# Problem requirements:
Pull out each line of the records holding the string "数据来源".

START Task material

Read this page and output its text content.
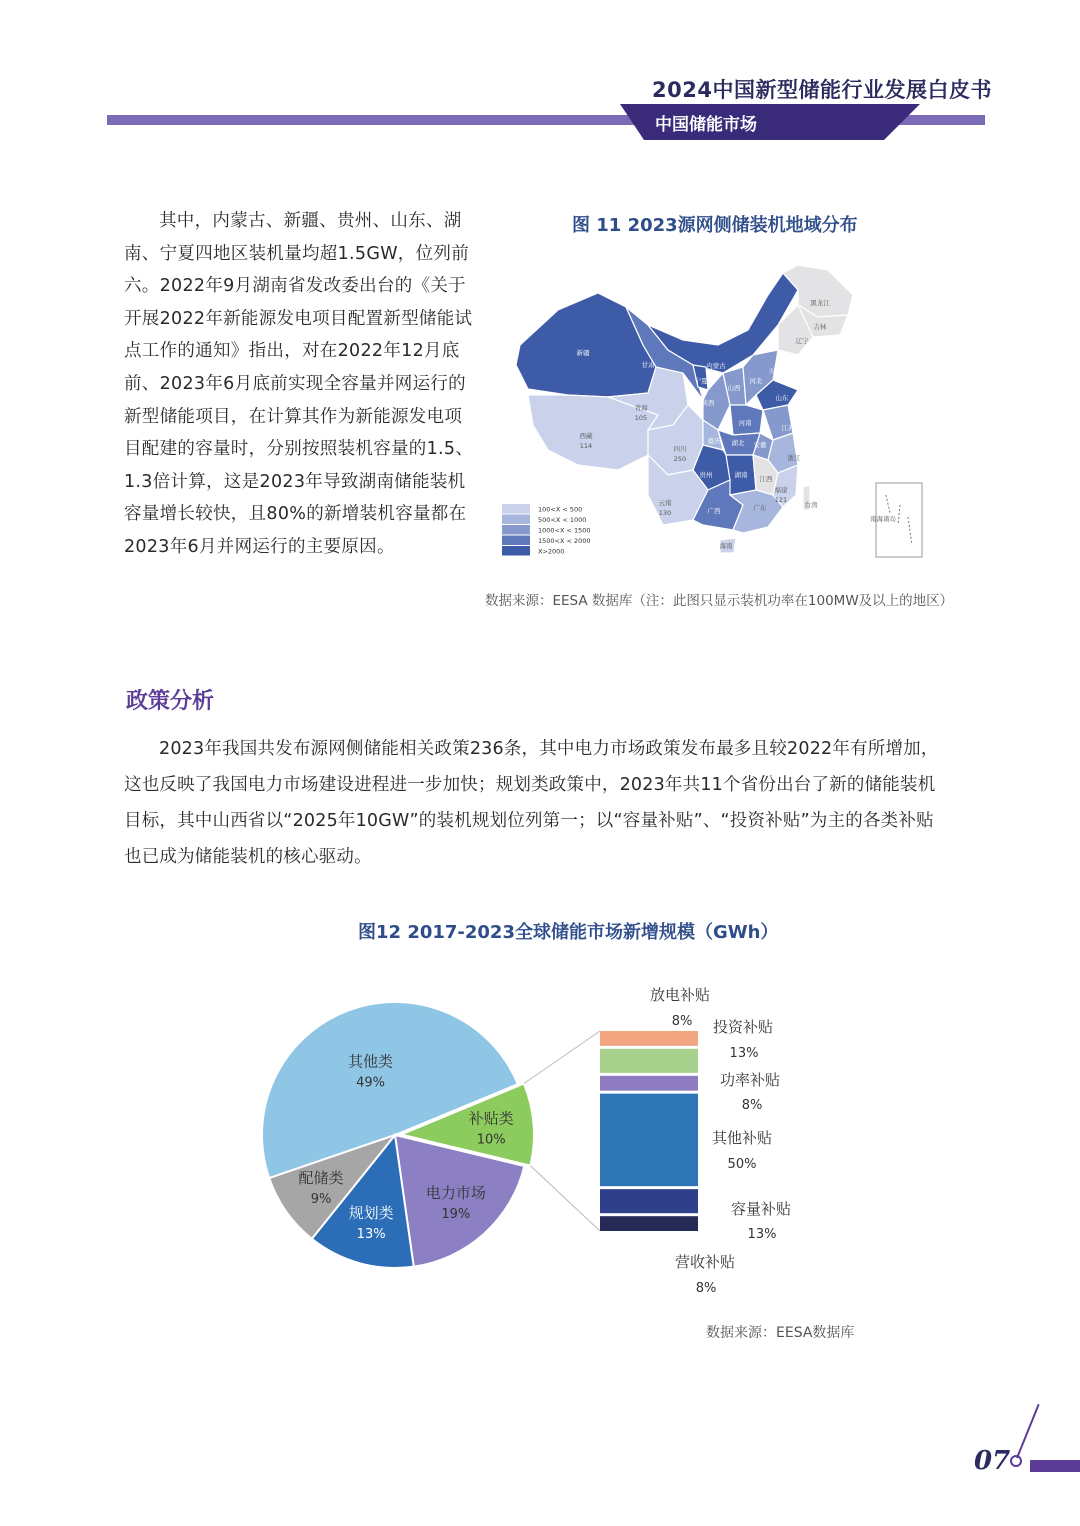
2024中国新型储能行业发展白皮书
中国储能市场
其中，内蒙古、新疆、贵州、山东、湖南、宁夏四地区装机量均超1.5GW，位列前六。2022年9月湖南省发改委出台的《关于开展2022年新能源发电项目配置新型储能试点工作的通知》指出，对在2022年12月底前、2023年6月底前实现全容量并网运行的新型储能项目，在计算其作为新能源发电项目配建的容量时，分别按照装机容量的1.5、1.3倍计算，这是2023年导致湖南储能装机容量增长较快，且80%的新增装机容量都在2023年6月并网运行的主要原因。
图 11 2023源网侧储装机地域分布
100<X < 500
500<X < 1000
1000<X < 1500
1500<X < 2000
X>2000
新疆
西藏
114
青海
105
甘肃	内蒙古
黑龙江
吉林
辽宁
四川
250
云南
130
重庆
贵州
广西	广东
湖南
湖北
河南
陕西
山西
河北
天津
山东
江苏
安徽
浙江
江西
福建
121
台湾
海南
宁夏
南海诸岛
数据来源：EESA 数据库（注：此图只显示装机功率在100MW及以上的地区）
政策分析
2023年我国共发布源网侧储能相关政策236条，其中电力市场政策发布最多且较2022年有所增加，这也反映了我国电力市场建设进程进一步加快；规划类政策中，2023年共11个省份出台了新的储能装机目标，其中山西省以“2025年10GW”的装机规划位列第一；以“容量补贴”、“投资补贴”为主的各类补贴也已成为储能装机的核心驱动。
图12 2017-2023全球储能市场新增规模（GWh）
其他类
49%
补贴类
10%
电力市场
19%
规划类
13%
配储类
9%
放电补贴
8% 投资补贴
13%
功率补贴
8%
其他补贴
50%
容量补贴
13%
营收补贴
8%
数据来源：EESA数据库
07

END Task material

# Right answer:
数据来源：EESA 数据库（注：此图只显示装机功率在100MW及以上的地区）
数据来源：EESA数据库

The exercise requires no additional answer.